■ **Work to be completed**: Return each entry exactly, with none missing.

■ **Records to process**:
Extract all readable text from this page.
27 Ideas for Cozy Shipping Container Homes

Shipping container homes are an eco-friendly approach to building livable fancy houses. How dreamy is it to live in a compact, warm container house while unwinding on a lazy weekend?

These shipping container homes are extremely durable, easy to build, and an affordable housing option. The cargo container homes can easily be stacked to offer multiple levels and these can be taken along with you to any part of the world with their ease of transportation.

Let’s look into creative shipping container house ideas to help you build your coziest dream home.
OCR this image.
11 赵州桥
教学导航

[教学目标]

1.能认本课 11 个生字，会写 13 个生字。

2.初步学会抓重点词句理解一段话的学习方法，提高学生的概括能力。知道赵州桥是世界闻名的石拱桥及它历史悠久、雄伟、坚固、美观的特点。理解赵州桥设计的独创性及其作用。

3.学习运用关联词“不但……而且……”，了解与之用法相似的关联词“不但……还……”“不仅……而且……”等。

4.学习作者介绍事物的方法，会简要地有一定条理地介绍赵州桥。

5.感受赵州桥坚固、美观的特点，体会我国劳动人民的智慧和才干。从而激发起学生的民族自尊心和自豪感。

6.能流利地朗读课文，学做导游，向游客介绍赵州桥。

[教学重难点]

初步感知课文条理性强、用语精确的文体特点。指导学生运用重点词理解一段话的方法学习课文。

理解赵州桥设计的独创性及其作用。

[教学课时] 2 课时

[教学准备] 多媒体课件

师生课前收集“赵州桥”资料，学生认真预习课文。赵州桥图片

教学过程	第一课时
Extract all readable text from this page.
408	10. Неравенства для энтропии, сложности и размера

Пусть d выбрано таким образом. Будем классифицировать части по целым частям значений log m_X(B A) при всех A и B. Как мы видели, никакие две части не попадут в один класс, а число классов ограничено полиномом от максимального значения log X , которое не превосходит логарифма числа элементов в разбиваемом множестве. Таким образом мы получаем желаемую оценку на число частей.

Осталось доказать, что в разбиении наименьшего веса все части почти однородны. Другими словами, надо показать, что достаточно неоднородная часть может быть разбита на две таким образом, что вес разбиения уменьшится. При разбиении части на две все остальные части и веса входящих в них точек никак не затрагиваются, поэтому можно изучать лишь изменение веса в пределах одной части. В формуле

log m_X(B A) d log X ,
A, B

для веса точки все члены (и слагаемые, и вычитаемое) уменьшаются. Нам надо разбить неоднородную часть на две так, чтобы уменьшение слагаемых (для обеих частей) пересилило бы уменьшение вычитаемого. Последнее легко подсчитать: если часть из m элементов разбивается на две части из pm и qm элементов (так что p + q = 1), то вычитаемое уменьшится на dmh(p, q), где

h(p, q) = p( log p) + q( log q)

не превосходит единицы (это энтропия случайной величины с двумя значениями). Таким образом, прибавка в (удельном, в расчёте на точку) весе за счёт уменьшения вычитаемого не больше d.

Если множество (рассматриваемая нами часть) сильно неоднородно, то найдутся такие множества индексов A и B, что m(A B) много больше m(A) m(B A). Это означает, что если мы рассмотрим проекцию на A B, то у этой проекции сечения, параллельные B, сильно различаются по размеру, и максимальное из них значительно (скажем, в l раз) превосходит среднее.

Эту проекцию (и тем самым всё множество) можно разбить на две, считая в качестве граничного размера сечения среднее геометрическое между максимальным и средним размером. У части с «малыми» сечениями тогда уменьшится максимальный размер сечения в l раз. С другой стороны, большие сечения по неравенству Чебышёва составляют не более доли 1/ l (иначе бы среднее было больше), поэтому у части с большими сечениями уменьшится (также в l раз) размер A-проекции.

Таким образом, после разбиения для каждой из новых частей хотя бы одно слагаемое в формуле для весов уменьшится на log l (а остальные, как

■ **Full solution**:
Extract all readable text from this page.
27 Ideas for Cozy Shipping Container Homes

Shipping container homes are an eco-friendly approach to building livable fancy houses. How dreamy is it to live in a compact, warm container house while unwinding on a lazy weekend?

These shipping container homes are extremely durable, easy to build, and an affordable housing option. The cargo container homes can easily be stacked to offer multiple levels and these can be taken along with you to any part of the world with their ease of transportation.

Let’s look into creative shipping container house ideas to help you build your coziest dream home.
OCR this image.
11 赵州桥
教学导航

[教学目标]

1.能认本课 11 个生字，会写 13 个生字。

2.初步学会抓重点词句理解一段话的学习方法，提高学生的概括能力。知道赵州桥是世界闻名的石拱桥及它历史悠久、雄伟、坚固、美观的特点。理解赵州桥设计的独创性及其作用。

3.学习运用关联词“不但……而且……”，了解与之用法相似的关联词“不但……还……”“不仅……而且……”等。

4.学习作者介绍事物的方法，会简要地有一定条理地介绍赵州桥。

5.感受赵州桥坚固、美观的特点，体会我国劳动人民的智慧和才干。从而激发起学生的民族自尊心和自豪感。

6.能流利地朗读课文，学做导游，向游客介绍赵州桥。

[教学重难点]

初步感知课文条理性强、用语精确的文体特点。指导学生运用重点词理解一段话的方法学习课文。

理解赵州桥设计的独创性及其作用。

[教学课时] 2 课时

[教学准备] 多媒体课件

师生课前收集“赵州桥”资料，学生认真预习课文。赵州桥图片

教学过程	第一课时
Extract all readable text from this page.
408	10. Неравенства для энтропии, сложности и размера

Пусть d выбрано таким образом. Будем классифицировать части по целым частям значений log m_X(B A) при всех A и B. Как мы видели, никакие две части не попадут в один класс, а число классов ограничено полиномом от максимального значения log X , которое не превосходит логарифма числа элементов в разбиваемом множестве. Таким образом мы получаем желаемую оценку на число частей.

Осталось доказать, что в разбиении наименьшего веса все части почти однородны. Другими словами, надо показать, что достаточно неоднородная часть может быть разбита на две таким образом, что вес разбиения уменьшится. При разбиении части на две все остальные части и веса входящих в них точек никак не затрагиваются, поэтому можно изучать лишь изменение веса в пределах одной части. В формуле

log m_X(B A) d log X ,
A, B

для веса точки все члены (и слагаемые, и вычитаемое) уменьшаются. Нам надо разбить неоднородную часть на две так, чтобы уменьшение слагаемых (для обеих частей) пересилило бы уменьшение вычитаемого. Последнее легко подсчитать: если часть из m элементов разбивается на две части из pm и qm элементов (так что p + q = 1), то вычитаемое уменьшится на dmh(p, q), где

h(p, q) = p( log p) + q( log q)

не превосходит единицы (это энтропия случайной величины с двумя значениями). Таким образом, прибавка в (удельном, в расчёте на точку) весе за счёт уменьшения вычитаемого не больше d.

Если множество (рассматриваемая нами часть) сильно неоднородно, то найдутся такие множества индексов A и B, что m(A B) много больше m(A) m(B A). Это означает, что если мы рассмотрим проекцию на A B, то у этой проекции сечения, параллельные B, сильно различаются по размеру, и максимальное из них значительно (скажем, в l раз) превосходит среднее.

Эту проекцию (и тем самым всё множество) можно разбить на две, считая в качестве граничного размера сечения среднее геометрическое между максимальным и средним размером. У части с «малыми» сечениями тогда уменьшится максимальный размер сечения в l раз. С другой стороны, большие сечения по неравенству Чебышёва составляют не более доли 1/ l (иначе бы среднее было больше), поэтому у части с большими сечениями уменьшится (также в l раз) размер A-проекции.

Таким образом, после разбиения для каждой из новых частей хотя бы одно слагаемое в формуле для весов уменьшится на log l (а остальные, как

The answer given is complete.